Data shown:
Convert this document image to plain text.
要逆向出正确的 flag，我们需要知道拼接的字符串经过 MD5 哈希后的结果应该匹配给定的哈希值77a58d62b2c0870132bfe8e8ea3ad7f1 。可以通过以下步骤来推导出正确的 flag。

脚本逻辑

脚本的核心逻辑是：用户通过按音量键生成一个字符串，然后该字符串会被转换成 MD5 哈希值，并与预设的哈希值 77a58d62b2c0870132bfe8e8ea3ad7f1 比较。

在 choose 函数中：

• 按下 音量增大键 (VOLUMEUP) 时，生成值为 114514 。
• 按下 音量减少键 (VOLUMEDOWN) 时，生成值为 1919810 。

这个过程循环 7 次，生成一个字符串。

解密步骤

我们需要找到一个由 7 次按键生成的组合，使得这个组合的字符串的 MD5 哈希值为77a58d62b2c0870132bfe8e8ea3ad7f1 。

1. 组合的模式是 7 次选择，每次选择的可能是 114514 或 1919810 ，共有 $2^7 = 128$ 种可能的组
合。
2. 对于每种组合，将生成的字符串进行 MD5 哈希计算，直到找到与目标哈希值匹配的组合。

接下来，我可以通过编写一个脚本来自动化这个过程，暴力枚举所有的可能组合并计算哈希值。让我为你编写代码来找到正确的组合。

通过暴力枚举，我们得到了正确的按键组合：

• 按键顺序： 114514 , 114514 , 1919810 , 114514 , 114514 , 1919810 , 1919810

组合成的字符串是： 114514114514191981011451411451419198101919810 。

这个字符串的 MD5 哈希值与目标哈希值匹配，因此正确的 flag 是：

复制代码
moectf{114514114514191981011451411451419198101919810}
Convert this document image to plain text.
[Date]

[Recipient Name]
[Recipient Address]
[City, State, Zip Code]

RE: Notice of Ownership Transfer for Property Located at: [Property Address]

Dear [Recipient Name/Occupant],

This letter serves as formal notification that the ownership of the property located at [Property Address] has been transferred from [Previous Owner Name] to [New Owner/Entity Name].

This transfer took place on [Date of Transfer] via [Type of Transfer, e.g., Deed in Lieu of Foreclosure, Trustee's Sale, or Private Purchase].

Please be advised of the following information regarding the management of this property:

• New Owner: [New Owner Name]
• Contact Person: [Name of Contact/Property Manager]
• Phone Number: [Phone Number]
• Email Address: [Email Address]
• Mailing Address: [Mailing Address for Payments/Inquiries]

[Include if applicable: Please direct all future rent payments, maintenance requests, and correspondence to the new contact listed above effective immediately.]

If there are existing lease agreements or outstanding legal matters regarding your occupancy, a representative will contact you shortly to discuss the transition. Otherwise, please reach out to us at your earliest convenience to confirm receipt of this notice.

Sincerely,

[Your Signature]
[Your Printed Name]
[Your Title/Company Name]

Task to complete:
Write out the entries in full, exactly as given.

Output below:
Convert this document image to plain text.
要逆向出正确的 flag，我们需要知道拼接的字符串经过 MD5 哈希后的结果应该匹配给定的哈希值77a58d62b2c0870132bfe8e8ea3ad7f1 。可以通过以下步骤来推导出正确的 flag。

脚本逻辑

脚本的核心逻辑是：用户通过按音量键生成一个字符串，然后该字符串会被转换成 MD5 哈希值，并与预设的哈希值 77a58d62b2c0870132bfe8e8ea3ad7f1 比较。

在 choose 函数中：

• 按下 音量增大键 (VOLUMEUP) 时，生成值为 114514 。
• 按下 音量减少键 (VOLUMEDOWN) 时，生成值为 1919810 。

这个过程循环 7 次，生成一个字符串。

解密步骤

我们需要找到一个由 7 次按键生成的组合，使得这个组合的字符串的 MD5 哈希值为77a58d62b2c0870132bfe8e8ea3ad7f1 。

1. 组合的模式是 7 次选择，每次选择的可能是 114514 或 1919810 ，共有 $2^7 = 128$ 种可能的组
合。
2. 对于每种组合，将生成的字符串进行 MD5 哈希计算，直到找到与目标哈希值匹配的组合。

接下来，我可以通过编写一个脚本来自动化这个过程，暴力枚举所有的可能组合并计算哈希值。让我为你编写代码来找到正确的组合。

通过暴力枚举，我们得到了正确的按键组合：

• 按键顺序： 114514 , 114514 , 1919810 , 114514 , 114514 , 1919810 , 1919810

组合成的字符串是： 114514114514191981011451411451419198101919810 。

这个字符串的 MD5 哈希值与目标哈希值匹配，因此正确的 flag 是：

复制代码
moectf{114514114514191981011451411451419198101919810}
Convert this document image to plain text.
[Date]

[Recipient Name]
[Recipient Address]
[City, State, Zip Code]

RE: Notice of Ownership Transfer for Property Located at: [Property Address]

Dear [Recipient Name/Occupant],

This letter serves as formal notification that the ownership of the property located at [Property Address] has been transferred from [Previous Owner Name] to [New Owner/Entity Name].

This transfer took place on [Date of Transfer] via [Type of Transfer, e.g., Deed in Lieu of Foreclosure, Trustee's Sale, or Private Purchase].

Please be advised of the following information regarding the management of this property:

• New Owner: [New Owner Name]
• Contact Person: [Name of Contact/Property Manager]
• Phone Number: [Phone Number]
• Email Address: [Email Address]
• Mailing Address: [Mailing Address for Payments/Inquiries]

[Include if applicable: Please direct all future rent payments, maintenance requests, and correspondence to the new contact listed above effective immediately.]

If there are existing lease agreements or outstanding legal matters regarding your occupancy, a representative will contact you shortly to discuss the transition. Otherwise, please reach out to us at your earliest convenience to confirm receipt of this notice.

Sincerely,

[Your Signature]
[Your Printed Name]
[Your Title/Company Name]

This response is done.